Start Given data

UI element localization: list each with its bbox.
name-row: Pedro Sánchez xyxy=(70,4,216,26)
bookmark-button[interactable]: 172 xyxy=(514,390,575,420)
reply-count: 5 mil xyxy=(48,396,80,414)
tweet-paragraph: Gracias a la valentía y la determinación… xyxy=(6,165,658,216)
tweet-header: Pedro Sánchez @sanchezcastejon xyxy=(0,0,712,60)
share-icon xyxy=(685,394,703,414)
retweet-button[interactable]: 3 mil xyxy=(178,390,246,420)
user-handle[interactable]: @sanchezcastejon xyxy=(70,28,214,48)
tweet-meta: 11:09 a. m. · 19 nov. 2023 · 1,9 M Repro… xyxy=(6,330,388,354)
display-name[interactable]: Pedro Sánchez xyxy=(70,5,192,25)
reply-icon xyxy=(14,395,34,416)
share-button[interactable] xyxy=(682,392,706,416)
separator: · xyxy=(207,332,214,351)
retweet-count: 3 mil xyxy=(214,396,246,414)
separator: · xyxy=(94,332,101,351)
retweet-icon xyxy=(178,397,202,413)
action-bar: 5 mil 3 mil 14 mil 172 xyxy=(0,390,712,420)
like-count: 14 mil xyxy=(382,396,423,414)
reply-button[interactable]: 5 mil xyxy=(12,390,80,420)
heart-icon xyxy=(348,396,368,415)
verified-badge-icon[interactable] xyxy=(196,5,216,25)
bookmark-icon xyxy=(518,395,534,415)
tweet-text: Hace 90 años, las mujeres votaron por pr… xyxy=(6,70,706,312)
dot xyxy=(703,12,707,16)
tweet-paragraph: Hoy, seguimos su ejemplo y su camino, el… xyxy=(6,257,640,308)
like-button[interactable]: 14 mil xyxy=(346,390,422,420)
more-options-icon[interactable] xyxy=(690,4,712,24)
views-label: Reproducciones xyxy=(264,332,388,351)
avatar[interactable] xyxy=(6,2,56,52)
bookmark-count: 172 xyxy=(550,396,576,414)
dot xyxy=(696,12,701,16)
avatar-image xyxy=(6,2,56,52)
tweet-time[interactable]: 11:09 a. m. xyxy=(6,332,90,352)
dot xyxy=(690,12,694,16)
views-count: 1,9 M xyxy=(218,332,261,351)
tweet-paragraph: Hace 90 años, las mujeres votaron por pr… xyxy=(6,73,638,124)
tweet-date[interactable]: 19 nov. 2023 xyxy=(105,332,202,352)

End Given data

→ **Direction**
Rewrite the lines starting at the first one and ending at the one containing "heart-icon xyxy=(348,396,368,415)", replacing "separator" with "divider" throughout and changing nothing else.

→ **Task solution**
UI element localization: list each with its bbox.
name-row: Pedro Sánchez xyxy=(70,4,216,26)
bookmark-button[interactable]: 172 xyxy=(514,390,575,420)
reply-count: 5 mil xyxy=(48,396,80,414)
tweet-paragraph: Gracias a la valentía y la determinación… xyxy=(6,165,658,216)
tweet-header: Pedro Sánchez @sanchezcastejon xyxy=(0,0,712,60)
share-icon xyxy=(685,394,703,414)
retweet-button[interactable]: 3 mil xyxy=(178,390,246,420)
user-handle[interactable]: @sanchezcastejon xyxy=(70,28,214,48)
tweet-meta: 11:09 a. m. · 19 nov. 2023 · 1,9 M Repro… xyxy=(6,330,388,354)
display-name[interactable]: Pedro Sánchez xyxy=(70,5,192,25)
reply-icon xyxy=(14,395,34,416)
share-button[interactable] xyxy=(682,392,706,416)
divider: · xyxy=(207,332,214,351)
retweet-count: 3 mil xyxy=(214,396,246,414)
divider: · xyxy=(94,332,101,351)
retweet-icon xyxy=(178,397,202,413)
action-bar: 5 mil 3 mil 14 mil 172 xyxy=(0,390,712,420)
like-count: 14 mil xyxy=(382,396,423,414)
reply-button[interactable]: 5 mil xyxy=(12,390,80,420)
heart-icon xyxy=(348,396,368,415)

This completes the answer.